* _INSTRUCCIÓN_
Reescriba el pasaje del texto sobre la ribera del Pisuerga que se abre con "La tala masiva" y se cierra con "riberas del Pisuerga.", poniendo "poda masiva" en lugar de "tala masiva".

* _FRAGMENTO DEL DOCUMENTO_

+ + + + + + +

Denuncian la destrucción de la ribera del Pisuerga al sur de Valladolid

Ecologistas en Acción ha podido comprobar que en las últimas semanas se está realizando, en el marco del Plan de Restauración de Riberas de la Confederación Hidrográfica del Duero, la intervención en la margen izquierda del río Pisuerga, entre el puente de Arturo Eyries y La Flecha. La citada intervención está consistiendo en la tala de numerosos árboles y arbustos dejando a su paso una ribera absolutamente esquilmada de vegetación, lo que en ningún caso puede denominarse con los términos “restauración” ni “regeneración”.

El objeto de la actuación es el acondicionamiento del río Pisuerga a su paso por Valladolid, constituyendo la cuarta fase del proyecto, promovido por la Confederación, la Junta de Castilla y León y el Ayuntamiento de Valladolid, con un importe de casi dos millones de euros de dinero público cofinanciados por el Fondo Europeo de Desarrollo Regional (FEDER) de la Unión Europea.

La tala masiva de árboles y arbustos en la ribera contraviene radicalmente el Plan de Restauración de Riberas de la Cuenca del Duero, las Directrices de Ordenación Territorial de Valladolid y Entorno y el Plan Especial de Ordenación y Protección de las Riberas del Pisuerga, aprobados respectivamente por Confederación, Junta y Ayuntamiento. Conllevando la destrucción de un ecosistema frágil, valioso y protegido como Área de Singular Valor Ecológico (ASVE), como las riberas del Pisuerga.

La intervención, tal como se está realizando, también aumenta la peligrosidad de las avenidas del río Pisuerga, ya que es bien conocido que la tala del bosque de ribera disminuye la capacidad de absorción de las precipitaciones y favorece la escorrentía superficial. Además este tipo de vegetación que se está eliminando casi en su totalidad, amortigua las crecidas frenando la velocidad del agua y evitando avenidas en zonas más bajas de la cuenca, que de esta manera quedarán más desprotegidas.

Los ecologistas opinan que en los núcleos urbanos parece razonable que las riberas se acondicionen para el uso ciudadano, pero siempre respetando en lo posible sus valores (como corresponde al término “regeneración medioambiental”). La recuperación de las riberas debe consistir en un apoyo a la regeneración natural más que en su tala o en un diseño humanizado con criterios de jardinería.

Los objetivos de acondicionamiento del uso público para el paseo no son posibles en buena parte del tramo afectado del río Pisuerga por la elevada pendiente del talud. La estabilización del talud con un muro de gaviones no puede considerarse en ningún caso una actuación respetuosa o de “restauración medioambiental”. No parece necesario crear artificialmente un paseo en una zona de ribera inaccesible, cuando existe ya otro paseo público inmediatamente por encima del talud.

Este tipo de actuaciones que no responden a criterios ambientales ni respetan la normativa, provocan que Valladolid esté perdiendo su valioso bosque de ribera, favorecedor de un microclima fresco en verano que proporciona biodiversidad y belleza a la ciudad y da bienestar a los ciudadanos. Por ello, Ecologistas en Acción demanda que cese la destrucción en curso y, en el tramo todavía no afectado, las actuaciones a desarrollar se limiten a las de mantenimiento y regeneración del bosque de ribera previstas en el Plan Especial de Ordenación y Protección de las Riberas del Pisuerga en Valladolid.

+ + + + + + +

* _DATOS PROPORCIONADOS_
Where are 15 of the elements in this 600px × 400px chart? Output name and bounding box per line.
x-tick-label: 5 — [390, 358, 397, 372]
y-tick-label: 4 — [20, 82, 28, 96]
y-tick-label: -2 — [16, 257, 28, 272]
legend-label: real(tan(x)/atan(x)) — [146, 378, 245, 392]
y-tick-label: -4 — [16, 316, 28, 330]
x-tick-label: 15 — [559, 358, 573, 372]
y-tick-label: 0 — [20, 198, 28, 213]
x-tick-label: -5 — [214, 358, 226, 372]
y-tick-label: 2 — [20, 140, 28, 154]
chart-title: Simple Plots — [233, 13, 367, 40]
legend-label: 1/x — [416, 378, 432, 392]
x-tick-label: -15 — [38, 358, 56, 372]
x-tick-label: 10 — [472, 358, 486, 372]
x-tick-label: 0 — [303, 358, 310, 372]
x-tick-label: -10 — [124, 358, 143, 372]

+ + + + + + +

* _RESULTADO DE LA TAREA_
La poda masiva de árboles y arbustos en la ribera contraviene radicalmente el Plan de Restauración de Riberas de la Cuenca del Duero, las Directrices de Ordenación Territorial de Valladolid y Entorno y el Plan Especial de Ordenación y Protección de las Riberas del Pisuerga, aprobados respectivamente por Confederación, Junta y Ayuntamiento. Conllevando la destrucción de un ecosistema frágil, valioso y protegido como Área de Singular Valor Ecológico (ASVE), como las riberas del Pisuerga.